** Start Input data **

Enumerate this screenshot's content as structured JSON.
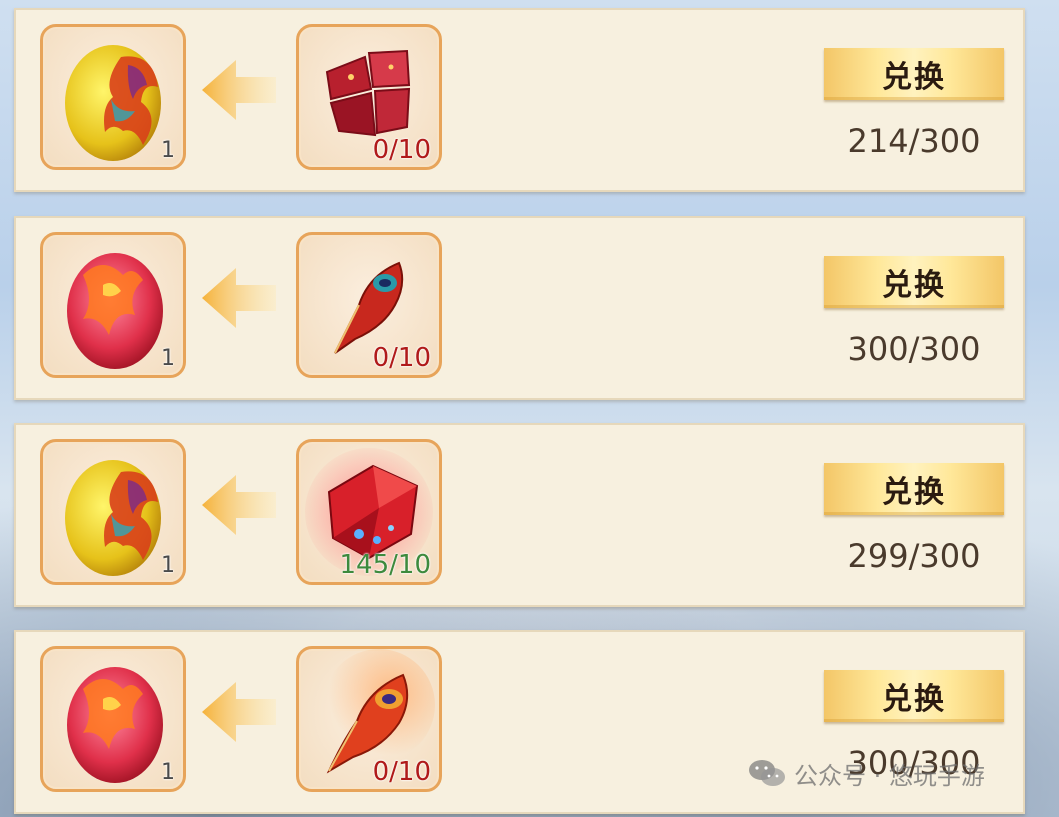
{
  "rows": [
    {
      "reward": {
        "icon": "golden-dragon-egg-icon",
        "count": "1"
      },
      "cost": {
        "icon": "red-gem-chunk-icon",
        "progress": "0/10",
        "status": "insufficient"
      },
      "button_label": "兑换",
      "limit": "214/300"
    },
    {
      "reward": {
        "icon": "red-phoenix-egg-icon",
        "count": "1"
      },
      "cost": {
        "icon": "phoenix-feather-icon",
        "progress": "0/10",
        "status": "insufficient"
      },
      "button_label": "兑换",
      "limit": "300/300"
    },
    {
      "reward": {
        "icon": "golden-dragon-egg-icon",
        "count": "1"
      },
      "cost": {
        "icon": "glowing-red-crystal-icon",
        "progress": "145/10",
        "status": "sufficient"
      },
      "button_label": "兑换",
      "limit": "299/300"
    },
    {
      "reward": {
        "icon": "red-phoenix-egg-icon",
        "count": "1"
      },
      "cost": {
        "icon": "flaming-feather-icon",
        "progress": "0/10",
        "status": "insufficient"
      },
      "button_label": "兑换",
      "limit": "300/300"
    }
  ],
  "colors": {
    "insufficient": "#b01a1a",
    "sufficient": "#3d8a3d",
    "slot_border": "#e7a45a"
  },
  "watermark": {
    "text": "公众号 · 悠玩手游",
    "icon": "wechat-icon"
  }
}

** End Input data **

◆ What needs to be done:
Using the records above, copy each line that contains "icon".

◆ Answer for the task:
        "icon": "golden-dragon-egg-icon",
        "icon": "red-gem-chunk-icon",
        "icon": "red-phoenix-egg-icon",
        "icon": "phoenix-feather-icon",
        "icon": "golden-dragon-egg-icon",
        "icon": "glowing-red-crystal-icon",
        "icon": "red-phoenix-egg-icon",
        "icon": "flaming-feather-icon",
    "icon": "wechat-icon"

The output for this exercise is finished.